§ AIM: Wherever a line below holds the word "color", copy that line.

-- start --

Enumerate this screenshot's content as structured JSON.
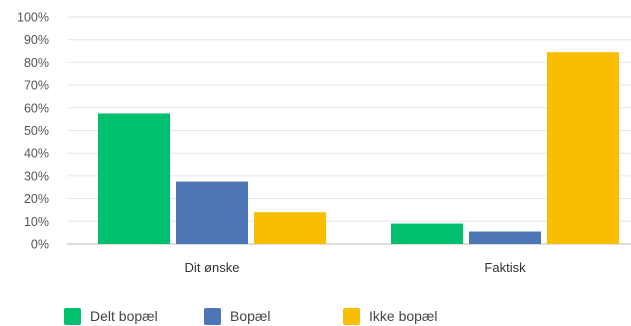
{
  "chart_data": {
    "type": "bar",
    "categories": [
      "Dit ønske",
      "Faktisk"
    ],
    "series": [
      {
        "name": "Delt bopæl",
        "color": "#00bf6f",
        "values": [
          57.5,
          9
        ]
      },
      {
        "name": "Bopæl",
        "color": "#4e75b5",
        "values": [
          27.5,
          5.5
        ]
      },
      {
        "name": "Ikke bopæl",
        "color": "#f9be00",
        "values": [
          14,
          84.5
        ]
      }
    ],
    "ylim": [
      0,
      100
    ],
    "yticks": [
      "0%",
      "10%",
      "20%",
      "30%",
      "40%",
      "50%",
      "60%",
      "70%",
      "80%",
      "90%",
      "100%"
    ],
    "grid": true,
    "legend": "bottom"
  }
}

-- end --

§ TASK SOLUTION:
        "color": "#00bf6f",
        "color": "#4e75b5",
        "color": "#f9be00",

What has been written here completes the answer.